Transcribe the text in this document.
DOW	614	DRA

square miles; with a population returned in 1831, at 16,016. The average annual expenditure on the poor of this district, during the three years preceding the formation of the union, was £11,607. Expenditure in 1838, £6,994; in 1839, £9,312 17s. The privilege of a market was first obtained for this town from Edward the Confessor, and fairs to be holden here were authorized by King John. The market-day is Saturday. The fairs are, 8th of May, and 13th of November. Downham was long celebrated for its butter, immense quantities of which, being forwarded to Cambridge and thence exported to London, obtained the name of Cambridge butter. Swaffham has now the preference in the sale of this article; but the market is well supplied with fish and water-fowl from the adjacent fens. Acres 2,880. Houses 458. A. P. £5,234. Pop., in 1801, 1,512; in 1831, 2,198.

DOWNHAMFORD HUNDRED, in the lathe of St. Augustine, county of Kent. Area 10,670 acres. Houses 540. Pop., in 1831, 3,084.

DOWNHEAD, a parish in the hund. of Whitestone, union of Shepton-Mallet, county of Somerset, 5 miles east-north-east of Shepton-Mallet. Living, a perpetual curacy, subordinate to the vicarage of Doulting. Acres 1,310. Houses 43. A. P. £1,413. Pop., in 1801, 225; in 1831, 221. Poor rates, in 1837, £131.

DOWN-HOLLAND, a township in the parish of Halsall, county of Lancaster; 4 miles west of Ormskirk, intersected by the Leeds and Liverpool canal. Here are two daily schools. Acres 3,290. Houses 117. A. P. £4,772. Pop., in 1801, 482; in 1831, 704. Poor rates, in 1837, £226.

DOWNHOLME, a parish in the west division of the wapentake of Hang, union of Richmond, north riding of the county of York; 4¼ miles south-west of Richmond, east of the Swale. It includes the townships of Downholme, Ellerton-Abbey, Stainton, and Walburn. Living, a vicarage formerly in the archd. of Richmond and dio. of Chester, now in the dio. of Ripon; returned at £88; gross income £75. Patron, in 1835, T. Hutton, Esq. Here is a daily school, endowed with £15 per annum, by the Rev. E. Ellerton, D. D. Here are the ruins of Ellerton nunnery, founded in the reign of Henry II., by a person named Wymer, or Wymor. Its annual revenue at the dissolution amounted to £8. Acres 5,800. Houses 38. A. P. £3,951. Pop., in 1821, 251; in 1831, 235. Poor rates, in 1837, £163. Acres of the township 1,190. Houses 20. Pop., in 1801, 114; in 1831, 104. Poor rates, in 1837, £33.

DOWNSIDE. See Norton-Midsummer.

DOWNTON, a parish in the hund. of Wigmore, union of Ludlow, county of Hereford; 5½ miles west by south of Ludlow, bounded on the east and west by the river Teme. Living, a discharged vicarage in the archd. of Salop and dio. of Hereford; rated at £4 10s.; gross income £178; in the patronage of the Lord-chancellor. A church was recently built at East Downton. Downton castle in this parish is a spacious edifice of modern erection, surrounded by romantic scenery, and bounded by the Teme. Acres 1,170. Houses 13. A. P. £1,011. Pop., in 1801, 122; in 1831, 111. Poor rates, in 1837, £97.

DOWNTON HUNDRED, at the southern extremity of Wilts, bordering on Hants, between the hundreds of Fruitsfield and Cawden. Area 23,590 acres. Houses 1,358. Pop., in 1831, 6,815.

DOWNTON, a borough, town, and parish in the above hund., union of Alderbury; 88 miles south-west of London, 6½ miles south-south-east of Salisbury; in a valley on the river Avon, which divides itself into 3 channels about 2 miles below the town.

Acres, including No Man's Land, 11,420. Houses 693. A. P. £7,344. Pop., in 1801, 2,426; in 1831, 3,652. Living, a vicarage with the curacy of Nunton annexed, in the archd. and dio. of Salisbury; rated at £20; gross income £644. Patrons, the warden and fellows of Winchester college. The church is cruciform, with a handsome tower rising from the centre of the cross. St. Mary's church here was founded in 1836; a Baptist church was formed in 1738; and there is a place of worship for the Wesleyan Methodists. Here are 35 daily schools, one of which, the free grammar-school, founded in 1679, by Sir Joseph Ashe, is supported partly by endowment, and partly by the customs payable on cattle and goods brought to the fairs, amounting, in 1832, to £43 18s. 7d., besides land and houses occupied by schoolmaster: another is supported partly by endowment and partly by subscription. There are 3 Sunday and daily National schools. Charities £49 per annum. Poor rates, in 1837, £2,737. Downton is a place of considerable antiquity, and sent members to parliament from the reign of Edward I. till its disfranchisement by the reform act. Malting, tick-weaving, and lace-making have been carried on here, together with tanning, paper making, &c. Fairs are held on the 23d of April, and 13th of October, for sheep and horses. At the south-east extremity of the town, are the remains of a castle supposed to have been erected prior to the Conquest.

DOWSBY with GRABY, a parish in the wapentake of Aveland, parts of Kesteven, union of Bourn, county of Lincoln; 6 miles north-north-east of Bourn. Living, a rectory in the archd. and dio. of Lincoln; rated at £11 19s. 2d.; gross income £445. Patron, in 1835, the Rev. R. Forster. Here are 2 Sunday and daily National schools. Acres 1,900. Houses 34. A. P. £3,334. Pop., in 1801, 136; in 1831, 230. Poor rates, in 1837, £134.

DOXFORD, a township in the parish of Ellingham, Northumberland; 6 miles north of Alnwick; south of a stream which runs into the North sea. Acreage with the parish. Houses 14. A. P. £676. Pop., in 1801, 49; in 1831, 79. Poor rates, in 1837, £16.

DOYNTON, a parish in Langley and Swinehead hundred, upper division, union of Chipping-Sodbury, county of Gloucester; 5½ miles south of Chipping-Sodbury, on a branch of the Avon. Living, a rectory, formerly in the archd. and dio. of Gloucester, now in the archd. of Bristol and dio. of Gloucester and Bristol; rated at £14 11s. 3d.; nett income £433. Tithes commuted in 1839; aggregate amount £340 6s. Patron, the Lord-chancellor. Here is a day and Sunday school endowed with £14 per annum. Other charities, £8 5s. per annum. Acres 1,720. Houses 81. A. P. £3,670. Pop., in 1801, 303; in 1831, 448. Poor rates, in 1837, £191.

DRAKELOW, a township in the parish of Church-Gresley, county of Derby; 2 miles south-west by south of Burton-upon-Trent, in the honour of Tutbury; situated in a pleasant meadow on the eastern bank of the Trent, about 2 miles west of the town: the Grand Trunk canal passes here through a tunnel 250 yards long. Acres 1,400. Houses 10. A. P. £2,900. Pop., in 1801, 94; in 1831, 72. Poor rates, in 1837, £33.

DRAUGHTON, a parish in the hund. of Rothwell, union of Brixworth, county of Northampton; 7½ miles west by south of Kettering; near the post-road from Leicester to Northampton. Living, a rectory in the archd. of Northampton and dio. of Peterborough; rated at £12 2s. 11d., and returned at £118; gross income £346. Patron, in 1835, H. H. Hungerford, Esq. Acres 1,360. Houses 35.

┄┄┄┄┄┄

Problem requirements:
Collect the lines of the records that include the string "canal".

Exercise result:
DOWN-HOLLAND, a township in the parish of Halsall, county of Lancaster; 4 miles west of Ormskirk, intersected by the Leeds and Liverpool canal. Here are two daily schools. Acres 3,290. Houses 117. A. P. £4,772. Pop., in 1801, 482; in 1831, 704. Poor rates, in 1837, £226.
DRAKELOW, a township in the parish of Church-Gresley, county of Derby; 2 miles south-west by south of Burton-upon-Trent, in the honour of Tutbury; situated in a pleasant meadow on the eastern bank of the Trent, about 2 miles west of the town: the Grand Trunk canal passes here through a tunnel 250 yards long. Acres 1,400. Houses 10. A. P. £2,900. Pop., in 1801, 94; in 1831, 72. Poor rates, in 1837, £33.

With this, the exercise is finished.